Data excerpts
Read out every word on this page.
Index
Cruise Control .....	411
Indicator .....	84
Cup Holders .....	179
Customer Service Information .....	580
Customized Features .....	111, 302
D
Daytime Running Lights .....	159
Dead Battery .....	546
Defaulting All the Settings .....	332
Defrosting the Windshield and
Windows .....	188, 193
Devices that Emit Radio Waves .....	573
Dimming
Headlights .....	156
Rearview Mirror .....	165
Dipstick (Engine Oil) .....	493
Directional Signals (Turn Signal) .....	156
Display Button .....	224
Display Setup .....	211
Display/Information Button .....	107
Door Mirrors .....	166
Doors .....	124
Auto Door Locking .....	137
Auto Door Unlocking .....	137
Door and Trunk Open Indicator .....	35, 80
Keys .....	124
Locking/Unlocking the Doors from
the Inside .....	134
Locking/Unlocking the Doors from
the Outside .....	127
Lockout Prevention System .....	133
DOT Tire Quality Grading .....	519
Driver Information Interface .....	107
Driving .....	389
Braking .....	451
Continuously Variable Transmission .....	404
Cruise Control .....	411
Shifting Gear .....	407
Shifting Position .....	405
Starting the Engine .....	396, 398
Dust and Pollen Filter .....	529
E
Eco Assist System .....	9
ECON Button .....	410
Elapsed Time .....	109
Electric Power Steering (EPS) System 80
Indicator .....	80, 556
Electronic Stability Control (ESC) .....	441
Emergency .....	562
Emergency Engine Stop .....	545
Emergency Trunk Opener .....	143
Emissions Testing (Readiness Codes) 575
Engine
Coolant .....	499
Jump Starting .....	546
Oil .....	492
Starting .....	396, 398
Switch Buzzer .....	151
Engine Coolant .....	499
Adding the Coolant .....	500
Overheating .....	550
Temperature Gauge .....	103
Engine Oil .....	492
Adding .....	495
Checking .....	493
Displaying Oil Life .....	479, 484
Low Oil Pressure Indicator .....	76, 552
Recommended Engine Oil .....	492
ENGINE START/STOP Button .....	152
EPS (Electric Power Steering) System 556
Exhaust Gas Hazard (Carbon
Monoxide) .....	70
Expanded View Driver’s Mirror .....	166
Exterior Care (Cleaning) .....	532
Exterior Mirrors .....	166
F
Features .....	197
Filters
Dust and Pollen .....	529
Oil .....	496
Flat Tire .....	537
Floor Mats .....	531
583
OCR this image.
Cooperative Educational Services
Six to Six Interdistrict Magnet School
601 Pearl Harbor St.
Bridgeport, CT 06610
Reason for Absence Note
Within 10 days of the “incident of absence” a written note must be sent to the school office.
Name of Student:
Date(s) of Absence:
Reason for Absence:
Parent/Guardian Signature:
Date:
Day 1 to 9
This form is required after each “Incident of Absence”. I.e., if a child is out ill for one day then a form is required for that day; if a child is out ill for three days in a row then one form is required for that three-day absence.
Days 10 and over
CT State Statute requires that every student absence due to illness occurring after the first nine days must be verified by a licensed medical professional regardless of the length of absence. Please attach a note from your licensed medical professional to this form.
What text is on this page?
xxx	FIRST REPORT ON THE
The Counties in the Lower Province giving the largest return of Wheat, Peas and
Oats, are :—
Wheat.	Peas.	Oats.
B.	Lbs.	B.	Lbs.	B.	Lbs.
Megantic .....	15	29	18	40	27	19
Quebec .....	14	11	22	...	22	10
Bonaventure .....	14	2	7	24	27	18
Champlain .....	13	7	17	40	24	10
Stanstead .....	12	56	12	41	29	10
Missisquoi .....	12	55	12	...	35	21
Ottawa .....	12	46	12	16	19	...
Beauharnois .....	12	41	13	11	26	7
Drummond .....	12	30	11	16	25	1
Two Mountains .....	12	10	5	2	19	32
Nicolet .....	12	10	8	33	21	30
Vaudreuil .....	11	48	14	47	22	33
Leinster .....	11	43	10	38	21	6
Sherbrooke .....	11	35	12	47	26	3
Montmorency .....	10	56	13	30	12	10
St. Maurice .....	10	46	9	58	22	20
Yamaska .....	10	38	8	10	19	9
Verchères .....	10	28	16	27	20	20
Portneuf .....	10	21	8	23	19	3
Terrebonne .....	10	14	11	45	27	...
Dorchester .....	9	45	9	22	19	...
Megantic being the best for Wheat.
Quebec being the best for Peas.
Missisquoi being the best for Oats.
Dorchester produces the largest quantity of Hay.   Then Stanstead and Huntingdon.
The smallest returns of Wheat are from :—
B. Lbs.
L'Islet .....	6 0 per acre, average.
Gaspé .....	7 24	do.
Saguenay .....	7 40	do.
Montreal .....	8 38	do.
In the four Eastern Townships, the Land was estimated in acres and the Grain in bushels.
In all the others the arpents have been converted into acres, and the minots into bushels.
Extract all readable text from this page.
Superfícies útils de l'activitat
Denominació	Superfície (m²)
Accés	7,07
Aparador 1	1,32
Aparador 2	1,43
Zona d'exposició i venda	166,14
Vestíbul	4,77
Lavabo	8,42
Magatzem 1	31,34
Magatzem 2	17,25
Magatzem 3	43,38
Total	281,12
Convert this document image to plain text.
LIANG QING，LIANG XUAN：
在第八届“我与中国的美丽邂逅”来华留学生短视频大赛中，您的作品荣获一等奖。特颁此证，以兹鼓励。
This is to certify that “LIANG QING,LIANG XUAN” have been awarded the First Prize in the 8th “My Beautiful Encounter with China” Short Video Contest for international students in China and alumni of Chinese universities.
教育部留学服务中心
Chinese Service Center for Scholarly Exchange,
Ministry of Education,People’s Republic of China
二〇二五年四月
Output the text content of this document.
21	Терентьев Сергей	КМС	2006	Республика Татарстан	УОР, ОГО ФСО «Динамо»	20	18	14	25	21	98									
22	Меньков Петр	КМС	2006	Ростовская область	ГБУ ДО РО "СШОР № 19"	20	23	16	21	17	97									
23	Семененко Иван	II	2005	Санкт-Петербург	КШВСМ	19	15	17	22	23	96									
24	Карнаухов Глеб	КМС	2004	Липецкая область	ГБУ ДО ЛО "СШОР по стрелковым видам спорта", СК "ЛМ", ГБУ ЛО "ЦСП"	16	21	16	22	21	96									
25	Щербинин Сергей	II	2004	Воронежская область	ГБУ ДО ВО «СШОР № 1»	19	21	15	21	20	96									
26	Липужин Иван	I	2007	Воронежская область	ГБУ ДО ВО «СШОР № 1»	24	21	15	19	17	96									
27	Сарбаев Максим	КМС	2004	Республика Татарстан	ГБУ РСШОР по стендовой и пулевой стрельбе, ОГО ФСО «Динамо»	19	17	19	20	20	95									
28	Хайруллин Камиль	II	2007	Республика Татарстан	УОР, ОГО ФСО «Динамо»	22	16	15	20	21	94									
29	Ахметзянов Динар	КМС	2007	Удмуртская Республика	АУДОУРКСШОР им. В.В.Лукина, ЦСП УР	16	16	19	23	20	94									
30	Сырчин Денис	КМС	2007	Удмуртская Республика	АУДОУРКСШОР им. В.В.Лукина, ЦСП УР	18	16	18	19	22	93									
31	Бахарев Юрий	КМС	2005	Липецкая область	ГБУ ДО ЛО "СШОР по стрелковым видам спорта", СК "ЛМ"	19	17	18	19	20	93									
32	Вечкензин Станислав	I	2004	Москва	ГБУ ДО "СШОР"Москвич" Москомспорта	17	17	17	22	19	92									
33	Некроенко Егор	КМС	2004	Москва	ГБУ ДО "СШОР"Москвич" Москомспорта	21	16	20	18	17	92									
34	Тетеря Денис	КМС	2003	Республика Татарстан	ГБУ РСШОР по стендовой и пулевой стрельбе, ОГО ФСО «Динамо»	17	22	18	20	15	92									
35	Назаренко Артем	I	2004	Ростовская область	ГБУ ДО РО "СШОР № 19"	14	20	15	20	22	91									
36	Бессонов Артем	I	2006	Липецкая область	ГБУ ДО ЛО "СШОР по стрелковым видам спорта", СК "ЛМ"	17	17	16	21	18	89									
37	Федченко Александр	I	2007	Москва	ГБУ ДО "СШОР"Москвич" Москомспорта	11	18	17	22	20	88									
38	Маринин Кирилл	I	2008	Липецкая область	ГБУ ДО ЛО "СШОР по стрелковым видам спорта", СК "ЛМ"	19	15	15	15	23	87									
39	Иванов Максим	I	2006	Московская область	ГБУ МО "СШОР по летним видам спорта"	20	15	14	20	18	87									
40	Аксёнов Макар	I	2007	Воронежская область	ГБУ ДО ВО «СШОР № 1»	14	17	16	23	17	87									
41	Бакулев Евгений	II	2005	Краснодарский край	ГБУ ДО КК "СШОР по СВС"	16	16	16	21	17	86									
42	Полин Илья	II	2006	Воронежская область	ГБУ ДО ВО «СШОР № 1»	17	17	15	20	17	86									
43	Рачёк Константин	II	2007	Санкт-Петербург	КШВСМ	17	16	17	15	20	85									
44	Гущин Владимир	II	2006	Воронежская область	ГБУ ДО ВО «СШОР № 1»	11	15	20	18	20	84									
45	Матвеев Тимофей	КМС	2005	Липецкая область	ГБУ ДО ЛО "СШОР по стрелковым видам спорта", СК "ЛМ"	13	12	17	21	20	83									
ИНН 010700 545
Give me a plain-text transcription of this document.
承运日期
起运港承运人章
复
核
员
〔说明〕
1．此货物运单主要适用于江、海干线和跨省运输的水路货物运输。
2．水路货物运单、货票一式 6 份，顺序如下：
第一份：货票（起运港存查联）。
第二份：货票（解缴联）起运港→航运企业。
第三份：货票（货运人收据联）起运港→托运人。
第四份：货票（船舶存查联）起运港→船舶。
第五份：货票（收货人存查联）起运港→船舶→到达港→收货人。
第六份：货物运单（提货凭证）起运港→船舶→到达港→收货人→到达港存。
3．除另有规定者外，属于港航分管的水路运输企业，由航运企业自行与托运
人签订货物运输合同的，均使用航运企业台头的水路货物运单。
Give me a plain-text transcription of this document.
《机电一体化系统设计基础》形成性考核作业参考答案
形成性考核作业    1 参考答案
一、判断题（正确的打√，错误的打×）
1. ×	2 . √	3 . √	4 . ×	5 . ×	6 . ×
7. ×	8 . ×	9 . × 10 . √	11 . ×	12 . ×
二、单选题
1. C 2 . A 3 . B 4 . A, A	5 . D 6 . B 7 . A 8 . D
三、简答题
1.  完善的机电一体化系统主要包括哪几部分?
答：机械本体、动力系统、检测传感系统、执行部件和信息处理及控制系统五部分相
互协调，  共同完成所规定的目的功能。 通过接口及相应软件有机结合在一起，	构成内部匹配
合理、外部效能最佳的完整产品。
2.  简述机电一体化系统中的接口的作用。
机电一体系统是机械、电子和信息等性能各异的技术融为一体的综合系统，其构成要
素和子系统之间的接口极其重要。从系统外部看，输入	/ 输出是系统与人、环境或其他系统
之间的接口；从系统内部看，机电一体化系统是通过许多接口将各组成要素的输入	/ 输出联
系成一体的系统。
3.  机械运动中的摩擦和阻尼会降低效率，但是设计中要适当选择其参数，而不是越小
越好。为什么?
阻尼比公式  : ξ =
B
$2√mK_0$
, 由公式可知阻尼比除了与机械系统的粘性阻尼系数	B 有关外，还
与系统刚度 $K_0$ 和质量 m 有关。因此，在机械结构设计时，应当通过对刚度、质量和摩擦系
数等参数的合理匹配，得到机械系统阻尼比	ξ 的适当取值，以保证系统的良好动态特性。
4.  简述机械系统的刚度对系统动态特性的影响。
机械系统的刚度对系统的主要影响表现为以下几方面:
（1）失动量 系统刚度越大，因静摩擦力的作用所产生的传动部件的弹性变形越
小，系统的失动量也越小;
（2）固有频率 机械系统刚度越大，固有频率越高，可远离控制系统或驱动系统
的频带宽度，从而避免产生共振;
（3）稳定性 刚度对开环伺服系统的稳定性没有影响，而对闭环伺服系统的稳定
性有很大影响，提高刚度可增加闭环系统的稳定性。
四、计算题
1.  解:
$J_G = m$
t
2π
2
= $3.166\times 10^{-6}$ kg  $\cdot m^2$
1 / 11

Task statement: Scan the lines for the string "every". Copy out each line that matches.

Exercise result:
Read out every word on this page.
CT State Statute requires that every student absence due to illness occurring after the first nine days must be verified by a licensed medical professional regardless of the length of absence. Please attach a note from your licensed medical professional to this form.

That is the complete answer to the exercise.